---- Provided information

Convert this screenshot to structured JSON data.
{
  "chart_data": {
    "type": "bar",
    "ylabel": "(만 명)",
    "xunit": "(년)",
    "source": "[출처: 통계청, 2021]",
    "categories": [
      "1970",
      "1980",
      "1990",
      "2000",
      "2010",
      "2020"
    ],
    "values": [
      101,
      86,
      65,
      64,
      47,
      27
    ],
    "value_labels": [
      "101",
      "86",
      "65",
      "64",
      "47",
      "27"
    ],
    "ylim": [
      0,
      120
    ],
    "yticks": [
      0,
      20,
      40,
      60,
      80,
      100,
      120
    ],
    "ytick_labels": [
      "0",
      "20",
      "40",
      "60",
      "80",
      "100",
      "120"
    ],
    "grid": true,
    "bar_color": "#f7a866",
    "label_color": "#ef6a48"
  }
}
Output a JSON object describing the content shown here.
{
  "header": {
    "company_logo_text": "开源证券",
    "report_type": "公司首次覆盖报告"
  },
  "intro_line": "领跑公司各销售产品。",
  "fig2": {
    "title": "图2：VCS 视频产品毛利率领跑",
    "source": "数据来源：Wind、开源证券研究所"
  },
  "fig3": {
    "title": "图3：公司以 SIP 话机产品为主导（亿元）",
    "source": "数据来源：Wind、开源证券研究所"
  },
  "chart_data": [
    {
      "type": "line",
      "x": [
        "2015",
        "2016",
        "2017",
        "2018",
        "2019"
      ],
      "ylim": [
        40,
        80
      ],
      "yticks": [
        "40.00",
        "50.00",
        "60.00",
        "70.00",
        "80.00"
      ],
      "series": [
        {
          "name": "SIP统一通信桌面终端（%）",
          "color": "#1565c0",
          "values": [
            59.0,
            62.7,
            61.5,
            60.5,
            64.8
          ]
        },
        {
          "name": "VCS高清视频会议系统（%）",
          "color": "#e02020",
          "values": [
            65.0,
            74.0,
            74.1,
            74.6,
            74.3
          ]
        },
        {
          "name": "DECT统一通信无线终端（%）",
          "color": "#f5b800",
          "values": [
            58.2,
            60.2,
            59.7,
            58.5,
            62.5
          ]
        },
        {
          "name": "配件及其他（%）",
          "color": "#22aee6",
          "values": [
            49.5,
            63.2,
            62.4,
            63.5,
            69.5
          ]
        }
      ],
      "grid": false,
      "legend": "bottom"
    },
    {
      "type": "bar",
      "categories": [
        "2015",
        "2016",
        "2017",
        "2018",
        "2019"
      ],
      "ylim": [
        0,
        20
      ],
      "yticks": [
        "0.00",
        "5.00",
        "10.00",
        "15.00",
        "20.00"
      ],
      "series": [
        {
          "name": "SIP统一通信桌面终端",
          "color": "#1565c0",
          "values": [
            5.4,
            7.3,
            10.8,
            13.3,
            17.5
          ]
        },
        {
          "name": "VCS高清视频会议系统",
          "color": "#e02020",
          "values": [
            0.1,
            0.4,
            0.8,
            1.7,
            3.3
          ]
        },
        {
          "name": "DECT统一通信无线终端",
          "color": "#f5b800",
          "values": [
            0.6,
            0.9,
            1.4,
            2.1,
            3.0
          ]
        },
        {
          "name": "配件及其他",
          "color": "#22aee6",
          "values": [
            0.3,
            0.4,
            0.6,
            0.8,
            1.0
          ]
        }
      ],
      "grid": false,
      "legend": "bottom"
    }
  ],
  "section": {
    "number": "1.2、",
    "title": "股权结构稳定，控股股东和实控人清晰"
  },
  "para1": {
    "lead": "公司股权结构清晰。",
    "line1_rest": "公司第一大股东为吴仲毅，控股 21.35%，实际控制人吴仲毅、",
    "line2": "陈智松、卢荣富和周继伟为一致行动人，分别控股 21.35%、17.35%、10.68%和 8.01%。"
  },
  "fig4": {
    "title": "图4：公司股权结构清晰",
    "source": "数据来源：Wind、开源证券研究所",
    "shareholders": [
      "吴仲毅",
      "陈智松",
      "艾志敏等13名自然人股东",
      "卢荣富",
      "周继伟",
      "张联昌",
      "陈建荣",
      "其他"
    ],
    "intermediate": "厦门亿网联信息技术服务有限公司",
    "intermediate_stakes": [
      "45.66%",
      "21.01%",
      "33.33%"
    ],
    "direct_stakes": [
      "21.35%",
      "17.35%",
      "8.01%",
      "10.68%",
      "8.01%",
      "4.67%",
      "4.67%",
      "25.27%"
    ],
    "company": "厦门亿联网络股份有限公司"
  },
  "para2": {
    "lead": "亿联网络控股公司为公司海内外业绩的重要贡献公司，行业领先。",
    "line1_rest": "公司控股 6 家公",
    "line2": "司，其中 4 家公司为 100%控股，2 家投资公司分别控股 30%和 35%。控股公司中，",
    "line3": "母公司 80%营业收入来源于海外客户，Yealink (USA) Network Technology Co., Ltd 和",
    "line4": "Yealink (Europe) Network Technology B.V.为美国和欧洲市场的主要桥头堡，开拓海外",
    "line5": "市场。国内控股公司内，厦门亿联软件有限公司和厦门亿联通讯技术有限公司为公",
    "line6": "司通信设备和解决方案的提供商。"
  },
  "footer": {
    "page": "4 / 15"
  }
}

--------

_Requirement_
Report how many lines of the listing hold the string "title", giving only the number.

_Output below_
4